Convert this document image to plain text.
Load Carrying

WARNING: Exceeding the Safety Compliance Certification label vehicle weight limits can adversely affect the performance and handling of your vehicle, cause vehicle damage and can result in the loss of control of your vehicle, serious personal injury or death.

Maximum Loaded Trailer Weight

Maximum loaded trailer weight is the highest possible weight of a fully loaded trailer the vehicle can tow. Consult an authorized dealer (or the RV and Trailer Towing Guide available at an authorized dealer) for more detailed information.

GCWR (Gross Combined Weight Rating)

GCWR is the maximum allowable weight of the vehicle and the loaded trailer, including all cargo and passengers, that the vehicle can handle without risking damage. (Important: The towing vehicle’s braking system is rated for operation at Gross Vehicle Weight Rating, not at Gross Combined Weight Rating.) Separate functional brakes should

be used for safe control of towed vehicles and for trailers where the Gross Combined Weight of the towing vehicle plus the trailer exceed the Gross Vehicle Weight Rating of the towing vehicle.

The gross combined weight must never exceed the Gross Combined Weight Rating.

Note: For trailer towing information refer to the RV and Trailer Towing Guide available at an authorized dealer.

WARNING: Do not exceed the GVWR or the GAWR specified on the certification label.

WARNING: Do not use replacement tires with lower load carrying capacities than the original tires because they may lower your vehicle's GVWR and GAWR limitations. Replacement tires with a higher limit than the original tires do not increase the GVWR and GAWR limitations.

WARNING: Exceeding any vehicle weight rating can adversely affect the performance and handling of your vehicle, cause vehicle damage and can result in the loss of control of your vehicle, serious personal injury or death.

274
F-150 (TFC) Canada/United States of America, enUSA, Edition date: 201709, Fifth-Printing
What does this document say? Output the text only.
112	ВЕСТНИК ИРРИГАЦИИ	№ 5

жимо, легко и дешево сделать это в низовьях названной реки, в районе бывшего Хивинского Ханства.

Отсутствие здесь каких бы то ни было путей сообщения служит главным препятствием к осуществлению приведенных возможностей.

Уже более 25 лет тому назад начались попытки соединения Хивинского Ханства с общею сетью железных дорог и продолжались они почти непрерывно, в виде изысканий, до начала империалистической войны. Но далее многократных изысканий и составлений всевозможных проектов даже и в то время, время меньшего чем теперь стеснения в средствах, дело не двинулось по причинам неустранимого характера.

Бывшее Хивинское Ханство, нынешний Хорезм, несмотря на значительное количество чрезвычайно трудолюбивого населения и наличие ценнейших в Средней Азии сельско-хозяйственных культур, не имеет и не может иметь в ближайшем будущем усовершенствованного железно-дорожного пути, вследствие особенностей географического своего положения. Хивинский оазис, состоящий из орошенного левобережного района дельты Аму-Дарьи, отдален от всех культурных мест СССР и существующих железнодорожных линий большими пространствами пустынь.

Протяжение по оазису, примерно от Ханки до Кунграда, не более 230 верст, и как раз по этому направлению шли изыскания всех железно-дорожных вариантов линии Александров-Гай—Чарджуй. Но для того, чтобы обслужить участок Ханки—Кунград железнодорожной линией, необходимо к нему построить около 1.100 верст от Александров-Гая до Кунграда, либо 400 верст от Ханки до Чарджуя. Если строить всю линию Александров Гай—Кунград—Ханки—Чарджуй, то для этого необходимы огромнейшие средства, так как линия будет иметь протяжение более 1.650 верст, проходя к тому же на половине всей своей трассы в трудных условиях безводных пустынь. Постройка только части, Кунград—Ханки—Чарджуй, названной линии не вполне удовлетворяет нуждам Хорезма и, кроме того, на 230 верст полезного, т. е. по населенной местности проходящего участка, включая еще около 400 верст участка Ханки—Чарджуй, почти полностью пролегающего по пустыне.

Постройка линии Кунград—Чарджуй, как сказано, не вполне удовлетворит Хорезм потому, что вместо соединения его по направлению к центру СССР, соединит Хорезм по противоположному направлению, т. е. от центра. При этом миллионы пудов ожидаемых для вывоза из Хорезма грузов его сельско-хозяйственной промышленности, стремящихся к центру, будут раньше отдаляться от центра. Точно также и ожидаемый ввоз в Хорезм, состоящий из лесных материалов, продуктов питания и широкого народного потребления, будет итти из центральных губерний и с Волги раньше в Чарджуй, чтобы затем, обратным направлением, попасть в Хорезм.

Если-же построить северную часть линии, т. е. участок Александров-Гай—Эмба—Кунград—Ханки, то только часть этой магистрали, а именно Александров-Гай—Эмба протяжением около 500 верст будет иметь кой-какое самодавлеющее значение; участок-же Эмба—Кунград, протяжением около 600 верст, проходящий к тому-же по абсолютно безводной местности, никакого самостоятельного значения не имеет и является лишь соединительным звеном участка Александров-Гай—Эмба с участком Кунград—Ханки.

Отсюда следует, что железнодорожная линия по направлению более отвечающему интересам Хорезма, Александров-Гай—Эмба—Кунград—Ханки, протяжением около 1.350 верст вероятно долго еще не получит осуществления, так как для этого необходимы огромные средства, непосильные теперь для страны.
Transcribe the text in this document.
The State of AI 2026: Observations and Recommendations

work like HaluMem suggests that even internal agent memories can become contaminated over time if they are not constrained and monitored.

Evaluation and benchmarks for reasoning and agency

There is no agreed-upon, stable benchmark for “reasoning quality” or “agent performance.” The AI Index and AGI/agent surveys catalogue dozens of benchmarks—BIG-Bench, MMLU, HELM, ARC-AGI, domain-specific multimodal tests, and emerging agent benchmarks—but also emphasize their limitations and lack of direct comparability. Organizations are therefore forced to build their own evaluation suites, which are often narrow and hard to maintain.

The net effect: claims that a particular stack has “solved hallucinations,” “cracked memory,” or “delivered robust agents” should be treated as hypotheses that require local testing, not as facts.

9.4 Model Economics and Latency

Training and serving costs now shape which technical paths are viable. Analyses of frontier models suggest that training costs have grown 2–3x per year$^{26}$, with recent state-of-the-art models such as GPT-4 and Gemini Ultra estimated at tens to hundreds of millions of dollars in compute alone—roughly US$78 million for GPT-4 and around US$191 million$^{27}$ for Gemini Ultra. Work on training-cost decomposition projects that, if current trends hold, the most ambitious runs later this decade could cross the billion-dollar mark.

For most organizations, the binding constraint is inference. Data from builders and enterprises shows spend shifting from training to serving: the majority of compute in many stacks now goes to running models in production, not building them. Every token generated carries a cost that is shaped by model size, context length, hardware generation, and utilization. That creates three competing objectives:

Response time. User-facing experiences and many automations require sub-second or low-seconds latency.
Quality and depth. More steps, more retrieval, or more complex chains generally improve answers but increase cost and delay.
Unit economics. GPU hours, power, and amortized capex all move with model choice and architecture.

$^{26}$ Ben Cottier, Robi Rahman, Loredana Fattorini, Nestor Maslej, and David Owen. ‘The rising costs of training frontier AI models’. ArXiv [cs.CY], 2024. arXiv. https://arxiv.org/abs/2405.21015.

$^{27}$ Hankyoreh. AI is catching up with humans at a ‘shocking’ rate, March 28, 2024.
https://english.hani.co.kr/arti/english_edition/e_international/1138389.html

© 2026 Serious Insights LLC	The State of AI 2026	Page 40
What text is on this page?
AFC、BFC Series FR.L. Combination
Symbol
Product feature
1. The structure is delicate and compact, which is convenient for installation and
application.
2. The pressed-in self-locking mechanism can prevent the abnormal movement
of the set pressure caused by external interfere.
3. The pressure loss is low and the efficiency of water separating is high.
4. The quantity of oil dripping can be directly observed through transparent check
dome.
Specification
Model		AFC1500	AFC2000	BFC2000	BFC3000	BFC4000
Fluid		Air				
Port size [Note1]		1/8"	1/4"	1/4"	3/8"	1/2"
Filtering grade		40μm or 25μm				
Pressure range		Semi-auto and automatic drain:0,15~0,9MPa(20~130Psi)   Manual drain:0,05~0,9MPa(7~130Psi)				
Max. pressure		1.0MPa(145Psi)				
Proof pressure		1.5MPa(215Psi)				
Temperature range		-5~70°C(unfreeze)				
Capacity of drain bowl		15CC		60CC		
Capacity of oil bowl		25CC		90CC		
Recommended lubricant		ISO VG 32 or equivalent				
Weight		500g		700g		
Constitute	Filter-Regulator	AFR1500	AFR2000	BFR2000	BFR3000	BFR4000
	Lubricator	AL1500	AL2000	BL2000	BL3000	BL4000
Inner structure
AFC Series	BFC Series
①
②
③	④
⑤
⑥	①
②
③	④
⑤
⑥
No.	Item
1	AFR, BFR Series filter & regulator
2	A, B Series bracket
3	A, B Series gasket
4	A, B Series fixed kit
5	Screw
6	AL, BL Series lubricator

⁂

Reproduce each line from the records that contains the word "range".

Pressure range		Semi-auto and automatic drain:0,15~0,9MPa(20~130Psi)   Manual drain:0,05~0,9MPa(7~130Psi)				
Temperature range		-5~70°C(unfreeze)				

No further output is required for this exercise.